(Dataset records)
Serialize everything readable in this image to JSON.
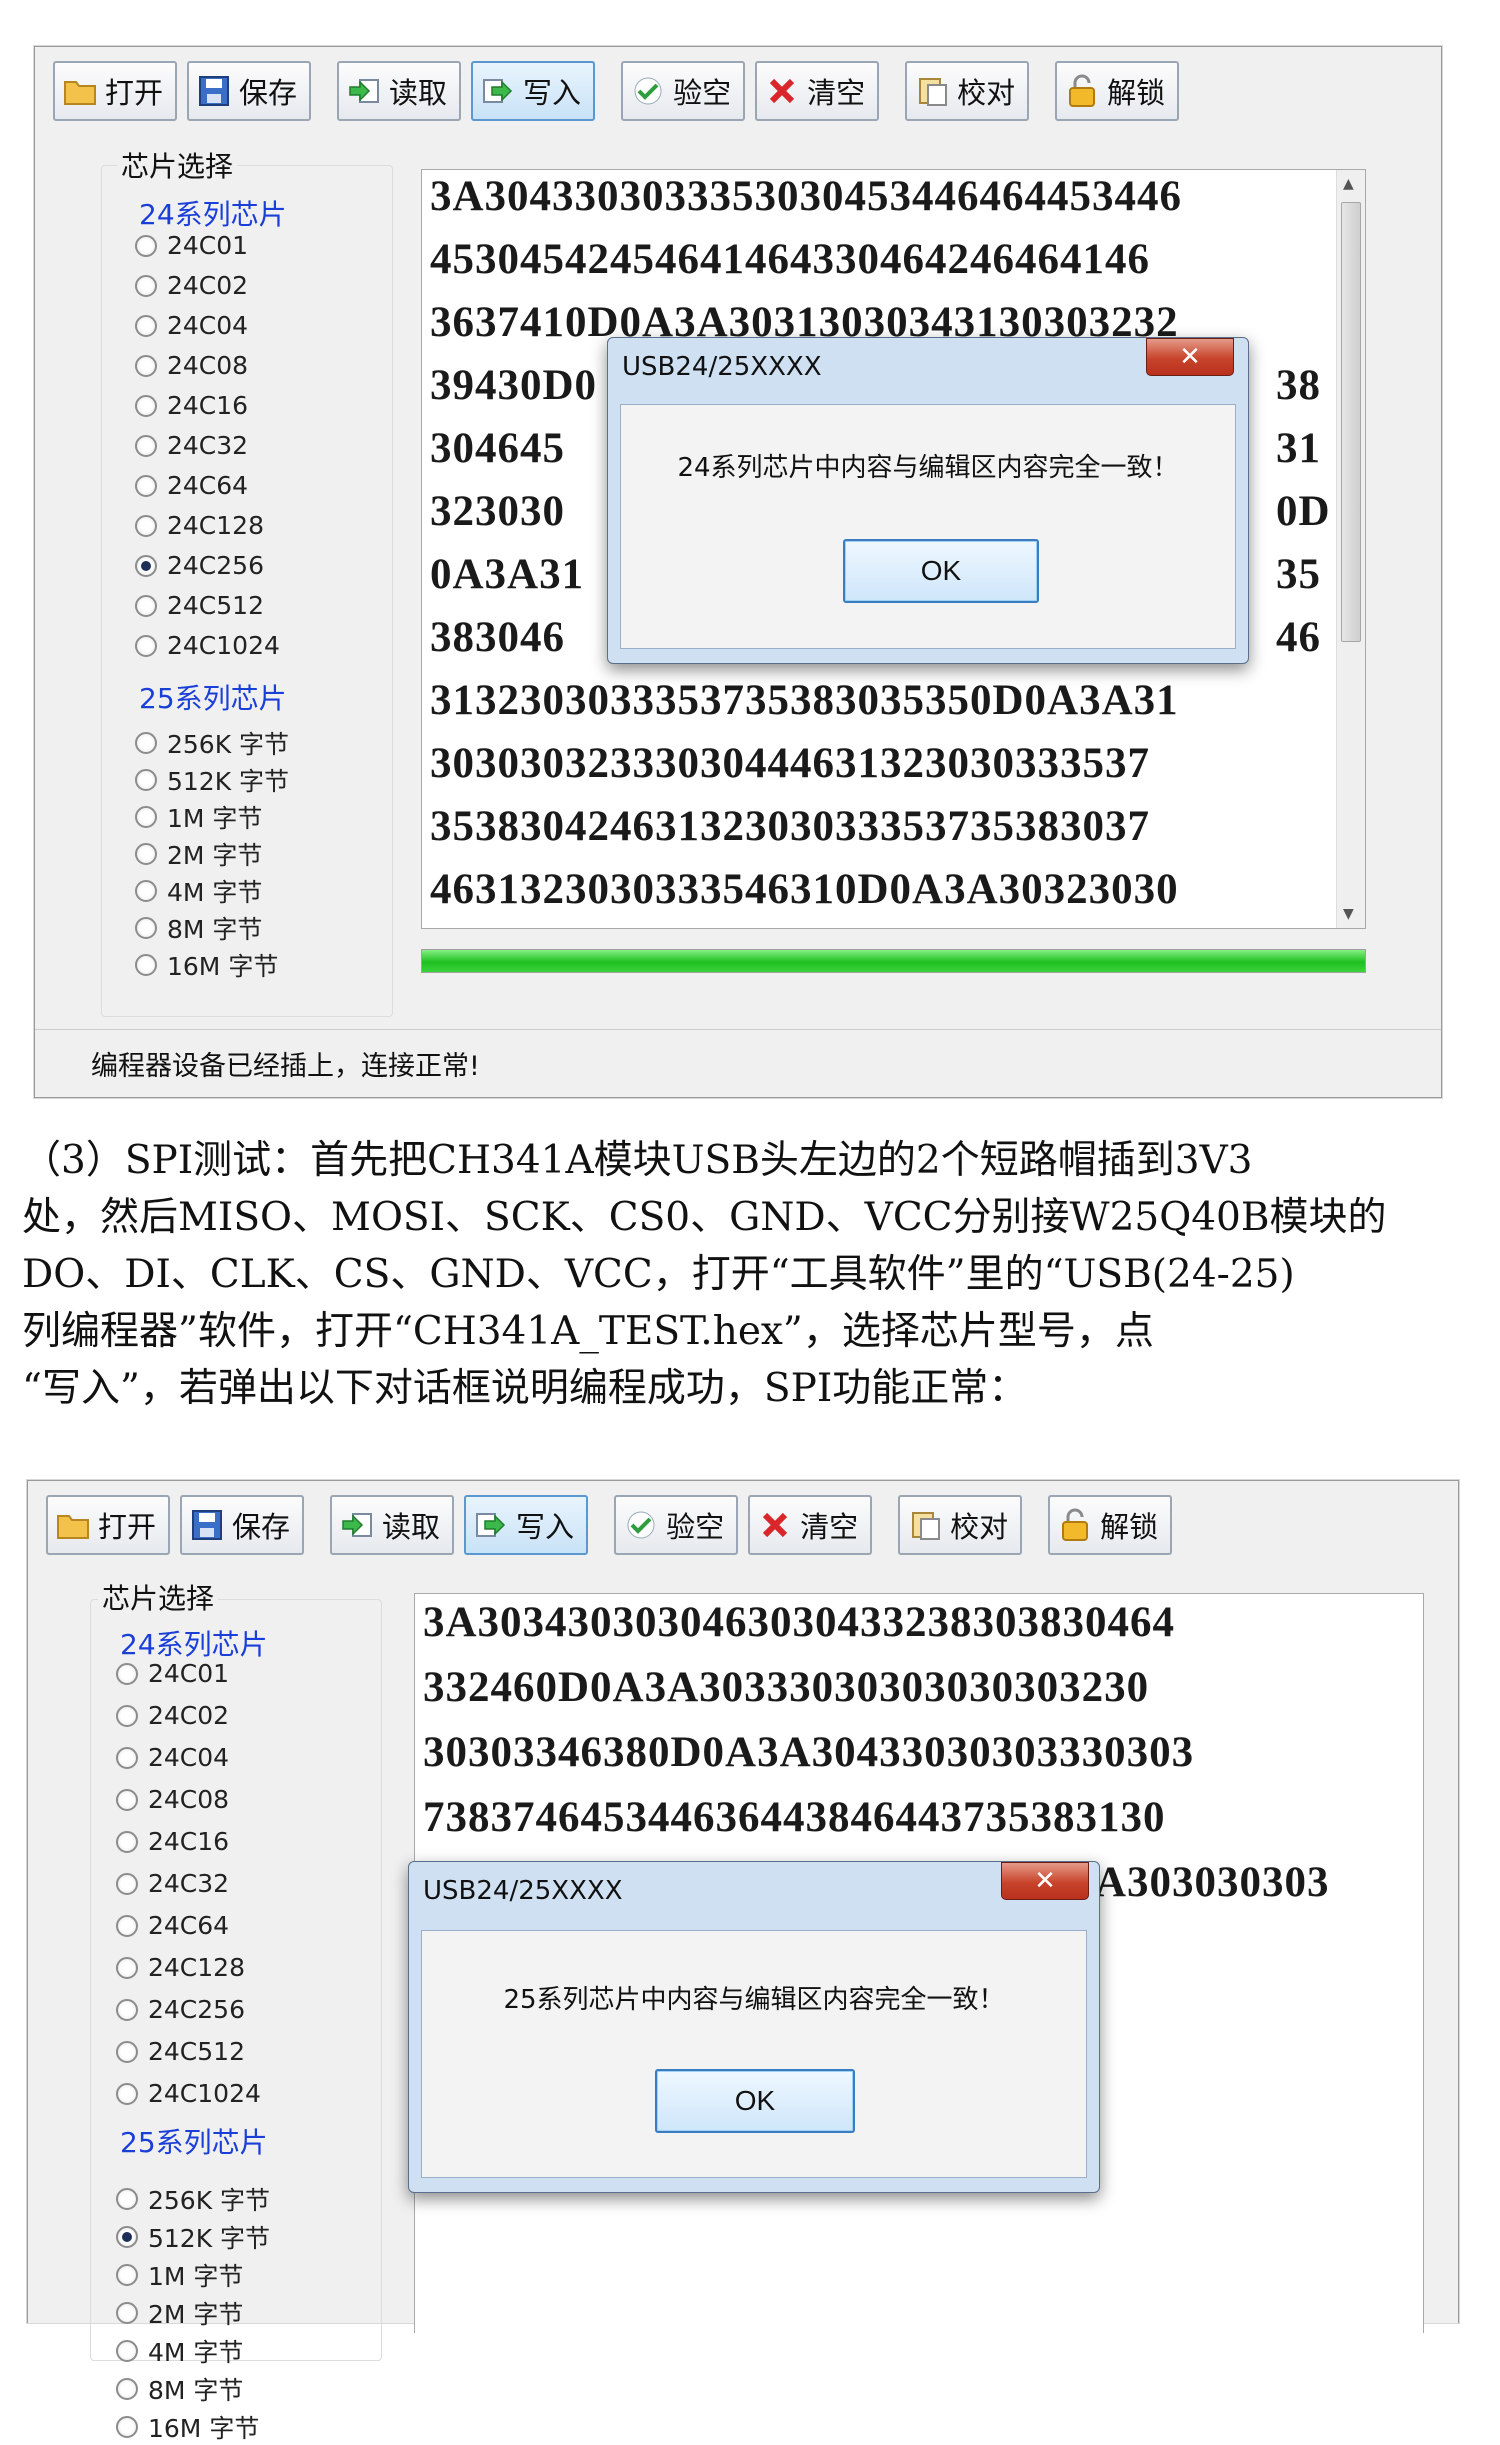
{
  "toolbar": {
    "open": "打开",
    "save": "保存",
    "read": "读取",
    "write": "写入",
    "blank_check": "验空",
    "erase": "清空",
    "verify": "校对",
    "unlock": "解锁"
  },
  "chip_select": {
    "title": "芯片选择",
    "series24_title": "24系列芯片",
    "series24": [
      "24C01",
      "24C02",
      "24C04",
      "24C08",
      "24C16",
      "24C32",
      "24C64",
      "24C128",
      "24C256",
      "24C512",
      "24C1024"
    ],
    "series25_title": "25系列芯片",
    "series25": [
      "256K 字节",
      "512K 字节",
      "1M 字节",
      "2M 字节",
      "4M 字节",
      "8M 字节",
      "16M 字节"
    ]
  },
  "window1": {
    "selected_24": "24C256",
    "hex_lines": [
      "3A3043303033353030453446464453446",
      "4530454245464146433046424646414 6",
      "3637410D0A3A30313030343130303232",
      "39430D0",
      "304645",
      "323030",
      "0A3A31",
      "383046",
      "31323030333537353830353 50D0A3A31",
      "3030303233303044463132303033353 7",
      "35383042463132303033353735383037",
      "4631323030333546310D0A3A30323030"
    ],
    "hex_right_tails": [
      "38",
      "31",
      "0D",
      "35",
      "46"
    ],
    "progress": 1.0,
    "status": "编程器设备已经插上，连接正常!",
    "dialog": {
      "title": "USB24/25XXXX",
      "message": "24系列芯片中内容与编辑区内容完全一致！",
      "ok": "OK",
      "close": "✕"
    }
  },
  "paragraph": [
    "（3）SPI测试：首先把CH341A模块USB头左边的2个短路帽插到3V3",
    "处，然后MISO、MOSI、SCK、CS0、GND、VCC分别接W25Q40B模块的",
    "DO、DI、CLK、CS、GND、VCC，打开“工具软件”里的“USB(24-25)",
    "列编程器”软件，打开“CH341A_TEST.hex”，选择芯片型号，点",
    "“写入”，若弹出以下对话框说明编程成功，SPI功能正常："
  ],
  "window2": {
    "selected_25": "512K 字节",
    "hex_lines": [
      "3A303430303046303043323830383046 4",
      "332460D0A3A30333030303030303230",
      "30303346380D0A3A304330303033303 03",
      "738374645344636443846443735383130"
    ],
    "hex_right_tail": "A303030303",
    "dialog": {
      "title": "USB24/25XXXX",
      "message": "25系列芯片中内容与编辑区内容完全一致！",
      "ok": "OK",
      "close": "✕"
    }
  },
  "icons": {
    "open": "folder-icon",
    "save": "floppy-icon",
    "read": "arrow-read-icon",
    "write": "arrow-write-icon",
    "blank_check": "check-icon",
    "erase": "red-x-icon",
    "verify": "clipboard-icon",
    "unlock": "padlock-icon"
  },
  "colors": {
    "series_title": "#1a3ed8",
    "progress": "#1fbf1f",
    "dialog_frame": "#cfe0f2",
    "close_button": "#c8432a"
  }
}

**Objective:** Using the material above, set down every line exactly, but skip the pictures.

**Response to this exercise:**
Serialize everything readable in this image to JSON.
{
  "toolbar": {
    "open": "打开",
    "save": "保存",
    "read": "读取",
    "write": "写入",
    "blank_check": "验空",
    "erase": "清空",
    "verify": "校对",
    "unlock": "解锁"
  },
  "chip_select": {
    "title": "芯片选择",
    "series24_title": "24系列芯片",
    "series24": [
      "24C01",
      "24C02",
      "24C04",
      "24C08",
      "24C16",
      "24C32",
      "24C64",
      "24C128",
      "24C256",
      "24C512",
      "24C1024"
    ],
    "series25_title": "25系列芯片",
    "series25": [
      "256K 字节",
      "512K 字节",
      "1M 字节",
      "2M 字节",
      "4M 字节",
      "8M 字节",
      "16M 字节"
    ]
  },
  "window1": {
    "selected_24": "24C256",
    "hex_lines": [
      "3A3043303033353030453446464453446",
      "4530454245464146433046424646414 6",
      "3637410D0A3A30313030343130303232",
      "39430D0",
      "304645",
      "323030",
      "0A3A31",
      "383046",
      "31323030333537353830353 50D0A3A31",
      "3030303233303044463132303033353 7",
      "35383042463132303033353735383037",
      "4631323030333546310D0A3A30323030"
    ],
    "hex_right_tails": [
      "38",
      "31",
      "0D",
      "35",
      "46"
    ],
    "progress": 1.0,
    "status": "编程器设备已经插上，连接正常!",
    "dialog": {
      "title": "USB24/25XXXX",
      "message": "24系列芯片中内容与编辑区内容完全一致！",
      "ok": "OK",
      "close": "✕"
    }
  },
  "paragraph": [
    "（3）SPI测试：首先把CH341A模块USB头左边的2个短路帽插到3V3",
    "处，然后MISO、MOSI、SCK、CS0、GND、VCC分别接W25Q40B模块的",
    "DO、DI、CLK、CS、GND、VCC，打开“工具软件”里的“USB(24-25)",
    "列编程器”软件，打开“CH341A_TEST.hex”，选择芯片型号，点",
    "“写入”，若弹出以下对话框说明编程成功，SPI功能正常："
  ],
  "window2": {
    "selected_25": "512K 字节",
    "hex_lines": [
      "3A303430303046303043323830383046 4",
      "332460D0A3A30333030303030303230",
      "30303346380D0A3A304330303033303 03",
      "738374645344636443846443735383130"
    ],
    "hex_right_tail": "A303030303",
    "dialog": {
      "title": "USB24/25XXXX",
      "message": "25系列芯片中内容与编辑区内容完全一致！",
      "ok": "OK",
      "close": "✕"
    }
  },
  "icons": {
    "open": "folder-icon",
    "save": "floppy-icon",
    "read": "arrow-read-icon",
    "write": "arrow-write-icon",
    "blank_check": "check-icon",
    "erase": "red-x-icon",
    "verify": "clipboard-icon",
    "unlock": "padlock-icon"
  },
  "colors": {
    "series_title": "#1a3ed8",
    "progress": "#1fbf1f",
    "dialog_frame": "#cfe0f2",
    "close_button": "#c8432a"
  }
}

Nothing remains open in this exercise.